EXTRACTED TEXT:
=====

You can download the latest draft of the C11 Standard from the working group website: http://www.open-std.org/jtc1/sc22/wg14/www/docs/n1570.pdf

What is the proper way to store narrower data types into a wider data type in the C language?

I'm currently fixing a legacy bug in C code. In the process of fixing this bug, I stored an unsigned int into an unsigned long long. But to my surprise, math stopped working when I compiled this code on a 64 bit version of GCC. I discovered that the problem was that when I assigned a long long an int value, then I got a number that looked like 0x0000000012345678, but on the 64-bit machine, that number became 0xFFFFFFFF12345678.
Can someone explain to me or point me to some sort of spec or documentation on what is supposed to happen when storing a smaller data type in a larger one and perhaps what the appropriate pattern for doing this in C is?
Update - Code Sample
Here's what I'm doing:
// Results in 0xFFFFFFFFC0000000 in 64 bit gcc 4.1.2
// Results in 0x00000000C0000000 in 32 bit gcc 3.4.6
u_long foo = 3 * 1024 * 1024 * 1024;
I think you have to tell the compiler that the number on the right is unsigned. Otherwise it thinks it's a normal signed int, and since the sign bit is set, it thinks it's negative, and then it sign-extends it into the receiver.
So do some unsigned casting on the right.
Expressions are generally evaluated independently; their results are not affected by the context in which they appear.
An integer constant like 1024 is of the smallest of int, long int, long long int into which its value will fit; in the particular case of 1024 that's always int.
I'll assume here that u_long is a typedef for unsigned long (though you also mentioned long long in your question).
So given:
unsigned long foo = 3 * 1024 * 1024 * 1024;
the 4 constants in the initialization expression are all of type int, and all three multiplications are int-by-int. The result happens to be greater (by a factor of 1.5) than 231, which means it won't fit in an int on a system where int is 32 bits. The int result, whatever it is, will be implicitly converted to the target type unsigned long, but by that time it's too late; the overflow has already occurred.
The overflow means that your code has undefined behavior (and since this can be determined at compile time, I'd expect your compiler to warn about it). In practice, signed overflow typically wraps around, so the above will typically set foo to -1073741824. You can't count on that (and it's not what you want anyway).
The ideal solution is to avoid the implicit conversions by ensuring that everything is of the target type in the first place:
unsigned long foo = 3UL * 1024UL * 1024UL * 1024UL;
(Strictly speaking only the first operand needs to be of type unsigned long, but it's simpler to be consistent.)
Let's look at the more general case:
int a, b, c, d; /* assume these are initialized */
unsigned long foo = a * b * c * d;
You can't add a UL suffix to a variable. If possible, you should change the declarations of a, b, c, and d so they're of type unsigned long long, but perhaps there's some other reason they need to be of type int. You can add casts to explicitly convert each one to the correct type. By using casts, you can control exactly when the conversions are performed:
unsigned long foo = (unsigned long)a *
(unsigned long)b *
(unsigned long)d *
(unsigned long)d;
This gets a bit verbose; you might consider applying the cast only to the leftmost operand (after making sure you understand how the expression is parsed).

=====

DATA EXCERPTS:
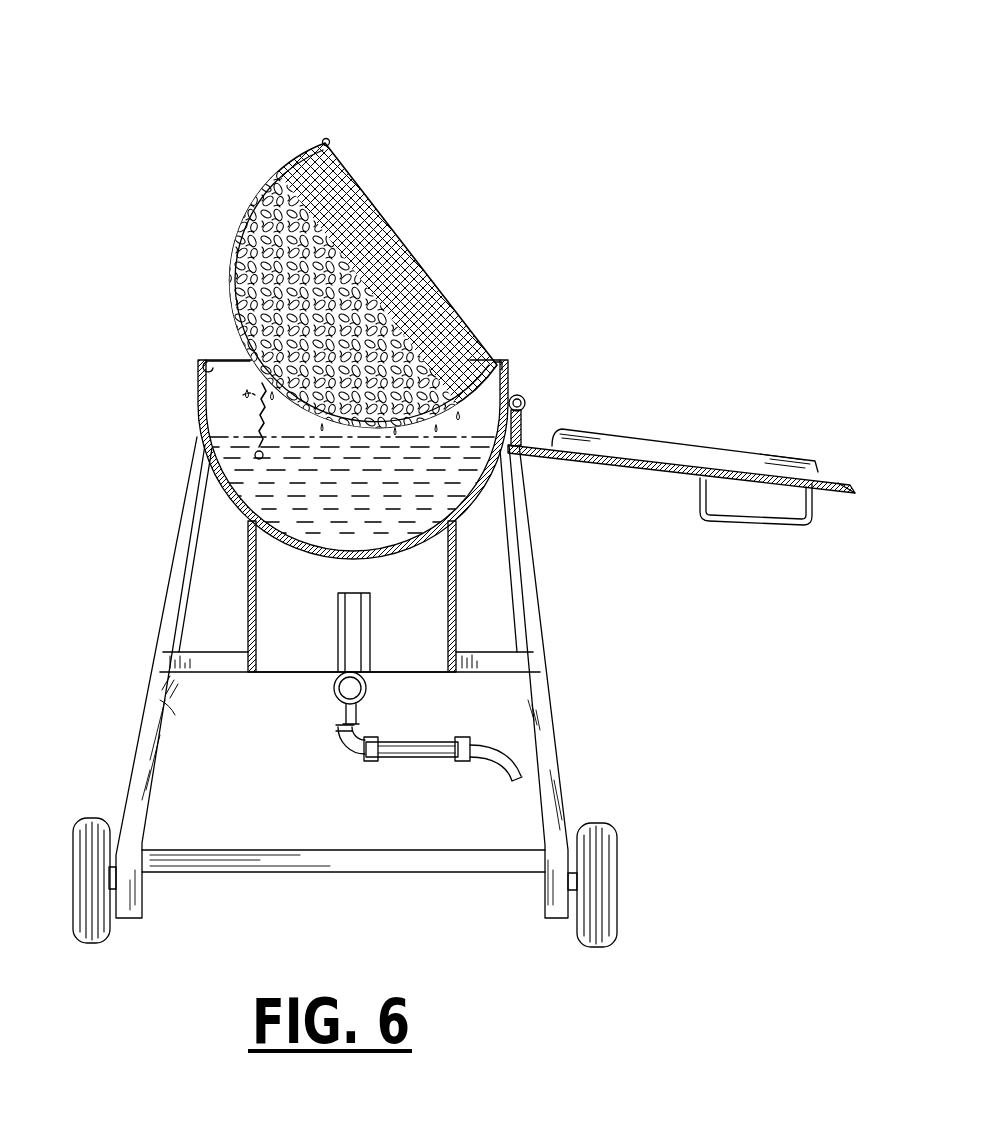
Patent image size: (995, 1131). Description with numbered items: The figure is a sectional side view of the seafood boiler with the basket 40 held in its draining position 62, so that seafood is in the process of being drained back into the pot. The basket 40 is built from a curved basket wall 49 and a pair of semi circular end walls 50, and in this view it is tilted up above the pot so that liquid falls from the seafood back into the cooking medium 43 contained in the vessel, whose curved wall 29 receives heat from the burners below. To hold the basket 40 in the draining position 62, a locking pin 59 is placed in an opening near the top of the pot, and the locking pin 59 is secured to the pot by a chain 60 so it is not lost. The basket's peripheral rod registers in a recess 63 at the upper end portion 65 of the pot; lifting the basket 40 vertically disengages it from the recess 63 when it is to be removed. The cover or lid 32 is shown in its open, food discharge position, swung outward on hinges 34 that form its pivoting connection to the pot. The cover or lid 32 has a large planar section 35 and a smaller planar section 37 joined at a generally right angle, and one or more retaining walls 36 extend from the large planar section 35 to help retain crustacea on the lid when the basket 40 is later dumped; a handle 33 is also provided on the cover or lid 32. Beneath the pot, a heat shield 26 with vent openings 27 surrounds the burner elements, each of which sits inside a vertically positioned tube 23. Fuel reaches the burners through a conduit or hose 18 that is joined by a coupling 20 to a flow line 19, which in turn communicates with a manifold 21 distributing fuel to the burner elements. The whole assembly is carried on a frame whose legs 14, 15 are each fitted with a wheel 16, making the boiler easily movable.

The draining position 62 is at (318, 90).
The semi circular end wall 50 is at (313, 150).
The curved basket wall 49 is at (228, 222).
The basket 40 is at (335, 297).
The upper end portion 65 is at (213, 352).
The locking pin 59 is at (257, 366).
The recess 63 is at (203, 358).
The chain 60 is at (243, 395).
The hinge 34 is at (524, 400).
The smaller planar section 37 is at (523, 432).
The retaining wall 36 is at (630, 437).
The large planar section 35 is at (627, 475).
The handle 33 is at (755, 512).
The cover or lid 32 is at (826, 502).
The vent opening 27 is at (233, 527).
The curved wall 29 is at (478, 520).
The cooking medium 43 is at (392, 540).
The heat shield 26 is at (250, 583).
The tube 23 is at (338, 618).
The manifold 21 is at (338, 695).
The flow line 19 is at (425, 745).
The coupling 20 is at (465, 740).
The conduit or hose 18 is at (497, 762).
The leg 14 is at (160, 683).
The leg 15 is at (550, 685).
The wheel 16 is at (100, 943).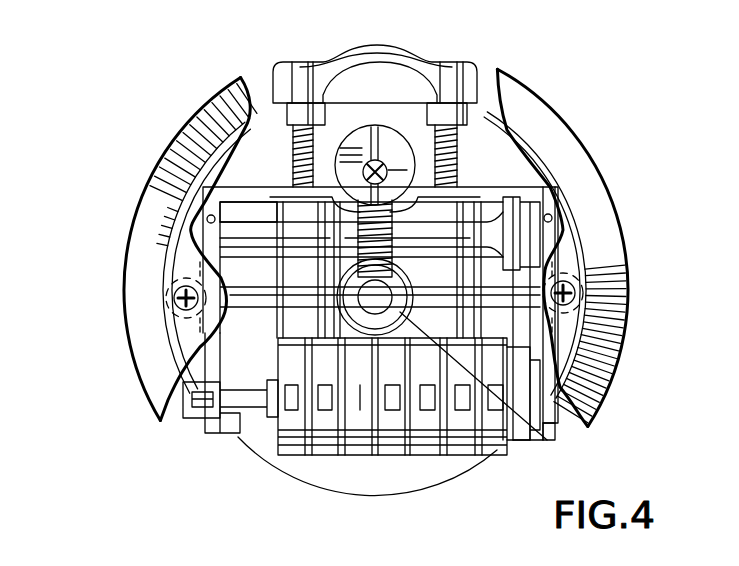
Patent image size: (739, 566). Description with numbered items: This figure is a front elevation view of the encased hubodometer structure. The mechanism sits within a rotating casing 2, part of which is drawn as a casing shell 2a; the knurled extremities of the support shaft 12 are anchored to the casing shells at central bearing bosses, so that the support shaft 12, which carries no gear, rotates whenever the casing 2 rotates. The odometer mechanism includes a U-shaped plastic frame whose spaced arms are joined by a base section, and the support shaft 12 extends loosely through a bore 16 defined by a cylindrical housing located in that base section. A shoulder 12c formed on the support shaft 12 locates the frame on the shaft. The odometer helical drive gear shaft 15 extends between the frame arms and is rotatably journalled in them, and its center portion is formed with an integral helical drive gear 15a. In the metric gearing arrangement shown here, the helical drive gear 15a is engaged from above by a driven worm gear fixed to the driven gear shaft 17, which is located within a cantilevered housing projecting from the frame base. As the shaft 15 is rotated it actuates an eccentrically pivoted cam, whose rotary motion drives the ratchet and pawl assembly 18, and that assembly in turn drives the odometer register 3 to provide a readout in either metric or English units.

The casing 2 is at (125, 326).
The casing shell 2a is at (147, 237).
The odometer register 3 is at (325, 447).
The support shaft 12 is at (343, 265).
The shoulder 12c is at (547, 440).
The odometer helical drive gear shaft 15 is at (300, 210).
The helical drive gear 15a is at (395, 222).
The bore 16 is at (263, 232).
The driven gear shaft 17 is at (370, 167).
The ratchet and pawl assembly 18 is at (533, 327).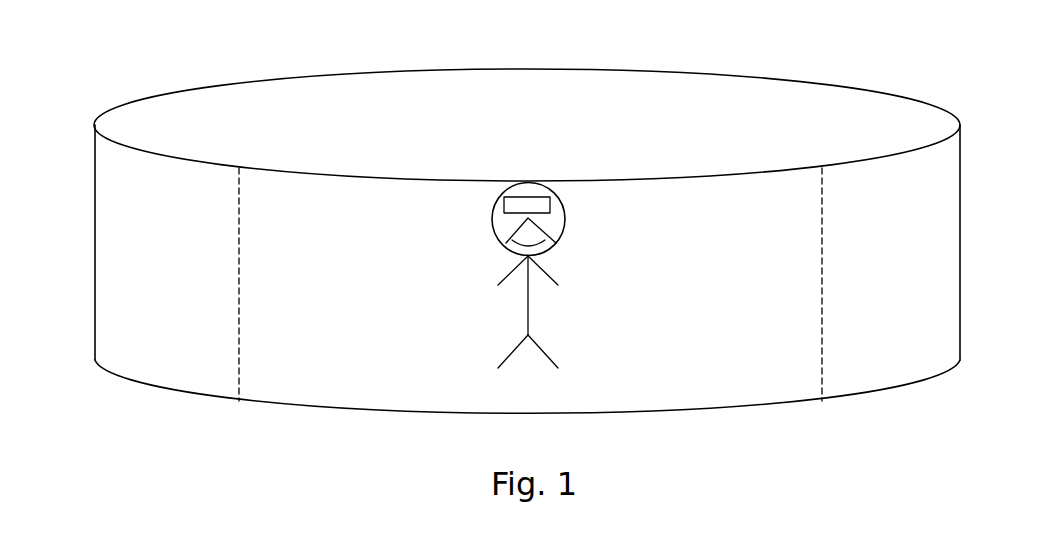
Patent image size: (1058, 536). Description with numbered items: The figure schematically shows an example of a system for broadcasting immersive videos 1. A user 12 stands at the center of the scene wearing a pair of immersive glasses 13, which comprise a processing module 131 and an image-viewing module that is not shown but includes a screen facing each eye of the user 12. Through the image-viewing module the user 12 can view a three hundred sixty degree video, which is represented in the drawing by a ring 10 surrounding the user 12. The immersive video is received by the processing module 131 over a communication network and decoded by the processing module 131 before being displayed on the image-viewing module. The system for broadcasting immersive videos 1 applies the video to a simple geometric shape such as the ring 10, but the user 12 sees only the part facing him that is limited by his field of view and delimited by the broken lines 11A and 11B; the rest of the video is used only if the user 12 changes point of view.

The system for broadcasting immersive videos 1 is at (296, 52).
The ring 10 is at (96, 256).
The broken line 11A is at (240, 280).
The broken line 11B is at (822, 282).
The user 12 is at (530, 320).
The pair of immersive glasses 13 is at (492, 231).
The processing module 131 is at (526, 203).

=====

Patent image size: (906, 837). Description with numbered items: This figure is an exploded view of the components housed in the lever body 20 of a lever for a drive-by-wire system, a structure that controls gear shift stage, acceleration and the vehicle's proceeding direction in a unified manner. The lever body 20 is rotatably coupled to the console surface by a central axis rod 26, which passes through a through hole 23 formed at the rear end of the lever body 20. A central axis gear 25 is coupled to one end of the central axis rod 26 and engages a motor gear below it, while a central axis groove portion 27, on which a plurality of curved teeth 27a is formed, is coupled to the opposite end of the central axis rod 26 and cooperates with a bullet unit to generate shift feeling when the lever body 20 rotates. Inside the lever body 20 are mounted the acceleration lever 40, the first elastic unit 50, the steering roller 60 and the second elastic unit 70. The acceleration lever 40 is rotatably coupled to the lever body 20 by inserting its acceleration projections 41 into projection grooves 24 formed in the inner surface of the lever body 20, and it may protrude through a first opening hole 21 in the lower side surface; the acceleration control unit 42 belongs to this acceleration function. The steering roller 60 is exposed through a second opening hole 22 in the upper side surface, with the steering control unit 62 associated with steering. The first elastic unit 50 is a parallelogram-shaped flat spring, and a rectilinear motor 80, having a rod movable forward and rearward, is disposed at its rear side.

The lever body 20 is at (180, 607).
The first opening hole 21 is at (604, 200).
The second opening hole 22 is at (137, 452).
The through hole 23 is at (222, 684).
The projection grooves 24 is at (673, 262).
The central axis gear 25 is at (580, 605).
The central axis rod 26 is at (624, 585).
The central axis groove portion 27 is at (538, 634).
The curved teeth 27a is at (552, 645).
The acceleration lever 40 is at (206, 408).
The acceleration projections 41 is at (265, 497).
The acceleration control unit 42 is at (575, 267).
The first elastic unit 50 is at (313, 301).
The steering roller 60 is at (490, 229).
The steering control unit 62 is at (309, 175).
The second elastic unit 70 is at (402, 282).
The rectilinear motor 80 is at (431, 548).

=====

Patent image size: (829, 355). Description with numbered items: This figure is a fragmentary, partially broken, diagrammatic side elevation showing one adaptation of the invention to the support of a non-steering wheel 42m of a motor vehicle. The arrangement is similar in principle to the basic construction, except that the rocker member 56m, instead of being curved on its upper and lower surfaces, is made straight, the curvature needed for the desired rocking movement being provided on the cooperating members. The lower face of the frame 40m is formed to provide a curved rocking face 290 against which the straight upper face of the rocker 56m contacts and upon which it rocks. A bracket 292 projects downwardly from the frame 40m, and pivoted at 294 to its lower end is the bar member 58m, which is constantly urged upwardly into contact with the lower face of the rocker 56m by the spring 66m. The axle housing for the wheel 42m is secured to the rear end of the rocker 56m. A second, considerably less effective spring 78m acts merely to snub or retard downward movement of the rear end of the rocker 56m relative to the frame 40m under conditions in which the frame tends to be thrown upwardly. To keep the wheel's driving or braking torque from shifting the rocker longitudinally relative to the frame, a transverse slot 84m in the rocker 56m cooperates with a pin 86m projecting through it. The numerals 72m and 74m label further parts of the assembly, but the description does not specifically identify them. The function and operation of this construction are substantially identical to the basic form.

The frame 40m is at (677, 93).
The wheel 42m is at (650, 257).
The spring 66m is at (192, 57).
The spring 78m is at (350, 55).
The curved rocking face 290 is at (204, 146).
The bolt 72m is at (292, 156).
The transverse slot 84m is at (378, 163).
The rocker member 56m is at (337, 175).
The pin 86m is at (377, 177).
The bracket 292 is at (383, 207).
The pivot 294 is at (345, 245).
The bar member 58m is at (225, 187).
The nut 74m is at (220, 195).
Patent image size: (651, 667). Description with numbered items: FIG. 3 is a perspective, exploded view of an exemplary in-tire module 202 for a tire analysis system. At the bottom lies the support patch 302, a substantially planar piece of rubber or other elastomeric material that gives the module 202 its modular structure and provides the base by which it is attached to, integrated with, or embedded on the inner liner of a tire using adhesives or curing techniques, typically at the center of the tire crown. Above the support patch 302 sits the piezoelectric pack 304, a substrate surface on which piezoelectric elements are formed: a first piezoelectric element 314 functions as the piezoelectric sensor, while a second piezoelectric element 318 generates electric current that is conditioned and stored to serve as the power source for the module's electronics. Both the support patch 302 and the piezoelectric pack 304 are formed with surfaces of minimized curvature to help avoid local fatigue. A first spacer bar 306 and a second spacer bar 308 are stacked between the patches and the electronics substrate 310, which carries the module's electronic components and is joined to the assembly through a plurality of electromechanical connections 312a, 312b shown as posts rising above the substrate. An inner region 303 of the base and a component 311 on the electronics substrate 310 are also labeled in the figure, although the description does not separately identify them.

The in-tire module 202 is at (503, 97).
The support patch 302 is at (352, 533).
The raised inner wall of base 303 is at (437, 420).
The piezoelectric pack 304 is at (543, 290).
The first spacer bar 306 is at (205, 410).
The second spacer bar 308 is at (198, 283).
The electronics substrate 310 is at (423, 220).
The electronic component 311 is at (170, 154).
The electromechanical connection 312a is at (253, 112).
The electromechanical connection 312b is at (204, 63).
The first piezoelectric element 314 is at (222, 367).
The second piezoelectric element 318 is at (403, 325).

=====

GIVEN INSTRUCTION 1:
Answer these questions from the C integer thread:
(a) Which compiler produced the result 0x00000000C0000000?
(b) What type is the integer constant 1024 always?
(c) What value will signed overflow typically set foo to?
GIVEN INSTRUCTION 2: Render this sentence from the C integer thread in Spanish: "Expressions are generally evaluated independently; their results are not affected by the context in which they appear."
GIVEN INSTRUCTION 3: Write out the stretch of the C integer thread from "Can someone explain" through "on the right.".
Rely only on the C integer thread to complete the work, not on the material.

FINAL ANSWER 1:
(a) 32 bit gcc 3.4.6
(b) int
(c) -1073741824

FINAL ANSWER 2: Las expresiones generalmente se evalúan de forma independiente; sus resultados no se ven afectados por el contexto en el que aparecen.

FINAL ANSWER 3:
Can someone explain to me or point me to some sort of spec or documentation on what is supposed to happen when storing a smaller data type in a larger one and perhaps what the appropriate pattern for doing this in C is?
Update - Code Sample
Here's what I'm doing:
// Results in 0xFFFFFFFFC0000000 in 64 bit gcc 4.1.2
// Results in 0x00000000C0000000 in 32 bit gcc 3.4.6
u_long foo = 3 * 1024 * 1024 * 1024;
I think you have to tell the compiler that the number on the right is unsigned. Otherwise it thinks it's a normal signed int, and since the sign bit is set, it thinks it's negative, and then it sign-extends it into the receiver.
So do some unsigned casting on the right.